Excerpts from a figure dataset:
BEGIN
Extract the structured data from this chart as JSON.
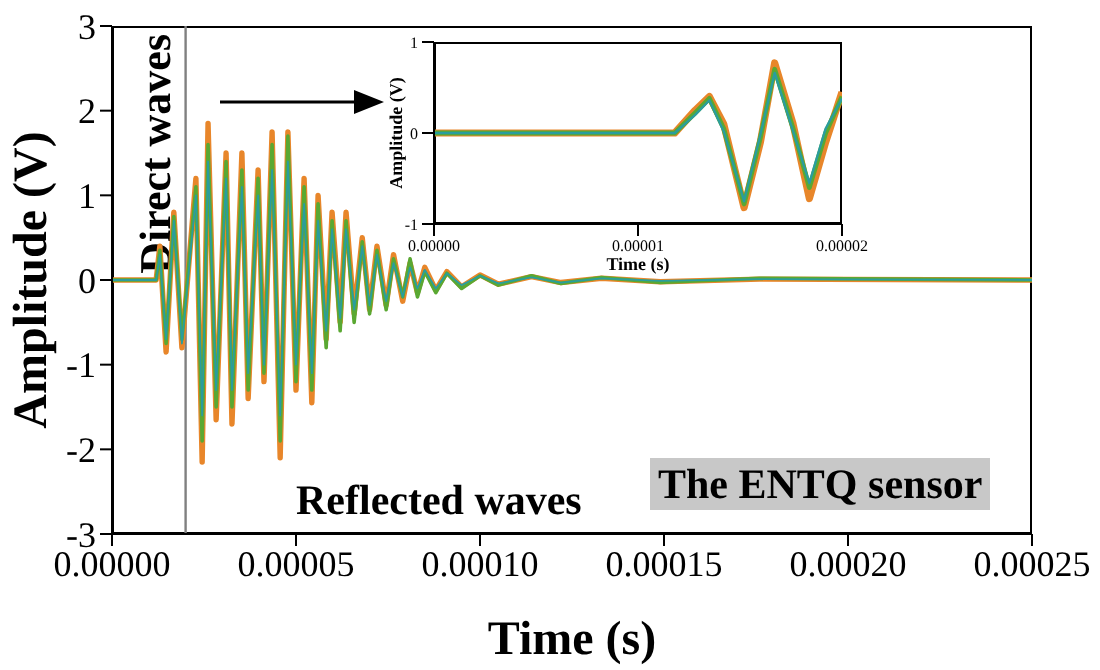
{
  "chart_data": [
    {
      "type": "line",
      "xlabel": "Time (s)",
      "ylabel": "Amplitude (V)",
      "xlim": [
        0,
        0.00025
      ],
      "xticks": [
        {
          "value": 0,
          "label": "0.00000"
        },
        {
          "value": 5e-05,
          "label": "0.00005"
        },
        {
          "value": 0.0001,
          "label": "0.00010"
        },
        {
          "value": 0.00015,
          "label": "0.00015"
        },
        {
          "value": 0.0002,
          "label": "0.00020"
        },
        {
          "value": 0.00025,
          "label": "0.00025"
        }
      ],
      "ylim": [
        -3,
        3
      ],
      "yticks": [
        -3,
        -2,
        -1,
        0,
        1,
        2,
        3
      ],
      "grid": false,
      "legend": false,
      "ref_lines": [
        {
          "axis": "x",
          "value": 2e-05,
          "label": "Direct waves",
          "color": "#808080"
        }
      ],
      "annotations": [
        "Reflected waves",
        "The ENTQ sensor"
      ],
      "x": [
        0,
        1.2e-05,
        1.3e-05,
        1.47e-05,
        1.68e-05,
        1.9e-05,
        2.28e-05,
        2.45e-05,
        2.61e-05,
        2.83e-05,
        3.1e-05,
        3.26e-05,
        3.53e-05,
        3.7e-05,
        3.97e-05,
        4.13e-05,
        4.35e-05,
        4.57e-05,
        4.78e-05,
        5e-05,
        5.22e-05,
        5.43e-05,
        5.6e-05,
        5.82e-05,
        5.98e-05,
        6.2e-05,
        6.36e-05,
        6.58e-05,
        6.8e-05,
        7e-05,
        7.2e-05,
        7.45e-05,
        7.65e-05,
        7.9e-05,
        8.1e-05,
        8.3e-05,
        8.5e-05,
        8.8e-05,
        9.1e-05,
        9.5e-05,
        0.0001,
        0.000105,
        0.000114,
        0.000122,
        0.000133,
        0.000149,
        0.000176,
        0.00025
      ],
      "series": [
        {
          "color": "#e8862a",
          "values": [
            0,
            0,
            0.4,
            -0.85,
            0.8,
            -0.8,
            1.2,
            -2.15,
            1.85,
            -1.65,
            1.5,
            -1.7,
            1.5,
            -1.4,
            1.3,
            -1.2,
            1.75,
            -2.1,
            1.75,
            -1.3,
            1.2,
            -1.45,
            1,
            -0.7,
            0.8,
            -0.5,
            0.8,
            -0.4,
            0.5,
            -0.35,
            0.4,
            -0.3,
            0.3,
            -0.25,
            0.2,
            -0.15,
            0.15,
            -0.12,
            0.1,
            -0.08,
            0.06,
            -0.05,
            0.04,
            -0.03,
            0.02,
            -0.02,
            0.01,
            0
          ]
        },
        {
          "color": "#5aa832",
          "values": [
            0,
            0,
            0.35,
            -0.75,
            0.75,
            -0.7,
            1.1,
            -1.9,
            1.6,
            -1.5,
            1.4,
            -1.5,
            1.3,
            -1.3,
            1.2,
            -1.1,
            1.6,
            -1.9,
            1.7,
            -1.2,
            1.1,
            -1.3,
            0.9,
            -0.8,
            0.7,
            -0.6,
            0.7,
            -0.5,
            0.45,
            -0.4,
            0.35,
            -0.35,
            0.25,
            -0.2,
            0.25,
            -0.2,
            0.1,
            -0.15,
            0.08,
            -0.1,
            0.05,
            -0.06,
            0.05,
            -0.04,
            0.03,
            -0.03,
            0.02,
            0
          ]
        },
        {
          "color": "#2a9d9d",
          "values": [
            0,
            0,
            0.3,
            -0.7,
            0.7,
            -0.75,
            1,
            -1.6,
            1.4,
            -1.3,
            1.2,
            -1.3,
            1.1,
            -1.1,
            1.0,
            -1.0,
            1.3,
            -1.6,
            1.4,
            -1.0,
            0.9,
            -1.1,
            0.7,
            -0.6,
            0.6,
            -0.45,
            0.6,
            -0.35,
            0.4,
            -0.3,
            0.3,
            -0.25,
            0.2,
            -0.2,
            0.15,
            -0.1,
            0.12,
            -0.1,
            0.08,
            -0.06,
            0.05,
            -0.04,
            0.03,
            -0.03,
            0.02,
            -0.01,
            0.01,
            0
          ]
        }
      ]
    },
    {
      "type": "line",
      "xlabel": "Time (s)",
      "ylabel": "Amplitude (V)",
      "xlim": [
        0,
        2e-05
      ],
      "xticks": [
        {
          "value": 0,
          "label": "0.00000"
        },
        {
          "value": 1e-05,
          "label": "0.00001"
        },
        {
          "value": 2e-05,
          "label": "0.00002"
        }
      ],
      "ylim": [
        -1,
        1
      ],
      "yticks": [
        -1,
        0,
        1
      ],
      "grid": false,
      "legend": false,
      "x": [
        0,
        1.18e-05,
        1.28e-05,
        1.35e-05,
        1.42e-05,
        1.52e-05,
        1.6e-05,
        1.67e-05,
        1.76e-05,
        1.84e-05,
        1.92e-05,
        2e-05
      ],
      "series": [
        {
          "color": "#e8862a",
          "values": [
            0,
            0,
            0.25,
            0.4,
            0.1,
            -0.82,
            -0.1,
            0.77,
            0.1,
            -0.72,
            -0.1,
            0.45
          ]
        },
        {
          "color": "#5aa832",
          "values": [
            0,
            0,
            0.22,
            0.38,
            0.05,
            -0.78,
            -0.05,
            0.7,
            0.05,
            -0.6,
            0,
            0.4
          ]
        },
        {
          "color": "#2a9d9d",
          "values": [
            0,
            0,
            0.2,
            0.36,
            0.02,
            -0.75,
            -0.02,
            0.66,
            0.02,
            -0.55,
            0.05,
            0.38
          ]
        }
      ]
    }
  ]
}
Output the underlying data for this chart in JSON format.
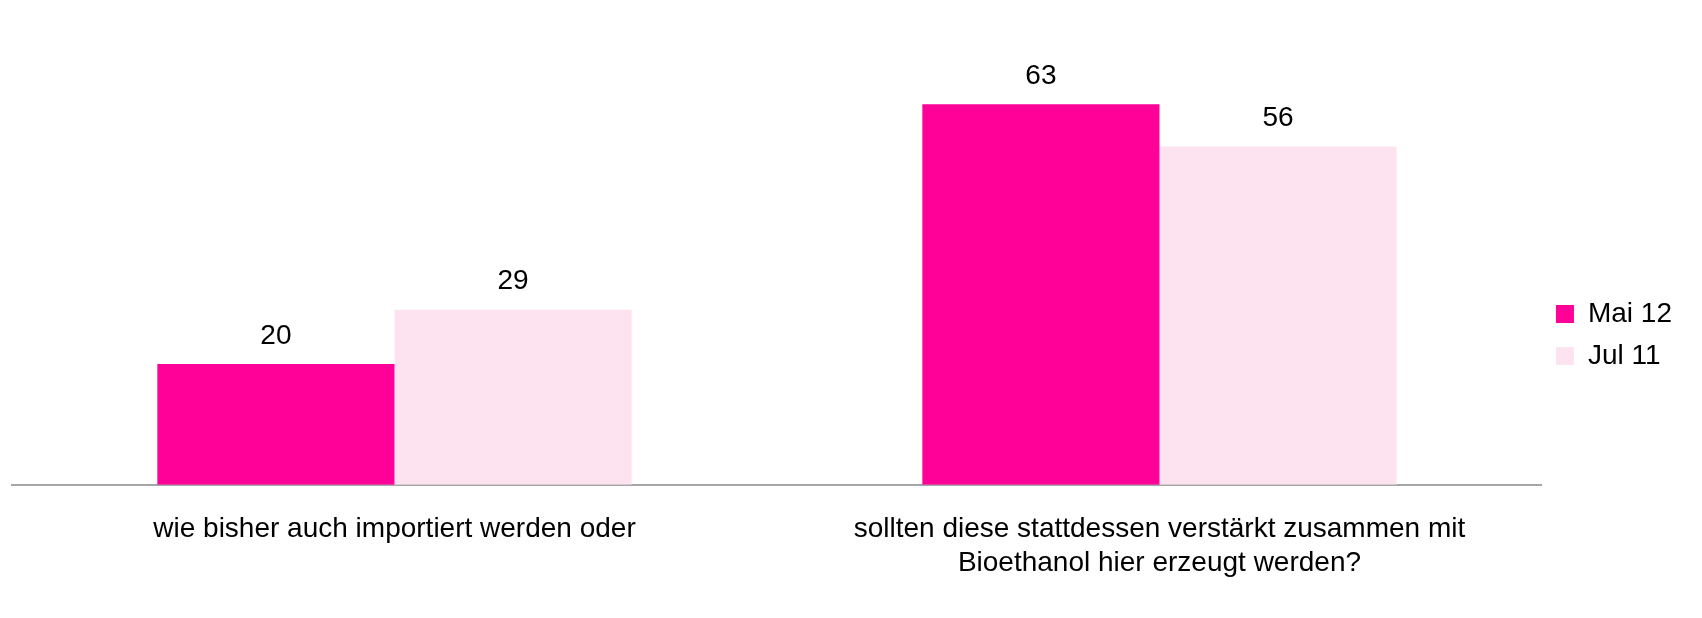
{
  "chart_data": {
    "type": "bar",
    "categories": [
      "wie bisher auch importiert werden oder",
      "sollten diese stattdessen verstärkt zusammen mit Bioethanol hier erzeugt werden?"
    ],
    "series": [
      {
        "name": "Mai 12",
        "color": "#ff0099",
        "values": [
          20,
          63
        ]
      },
      {
        "name": "Jul 11",
        "color": "#fde3f0",
        "values": [
          29,
          56
        ]
      }
    ],
    "data_labels": true,
    "legend": "right",
    "grid": false
  }
}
END
Task: Collect every line above that contains the word "JSON".

Result of this exercise:
Extract the structured data from this chart as JSON.
Output the underlying data for this chart in JSON format.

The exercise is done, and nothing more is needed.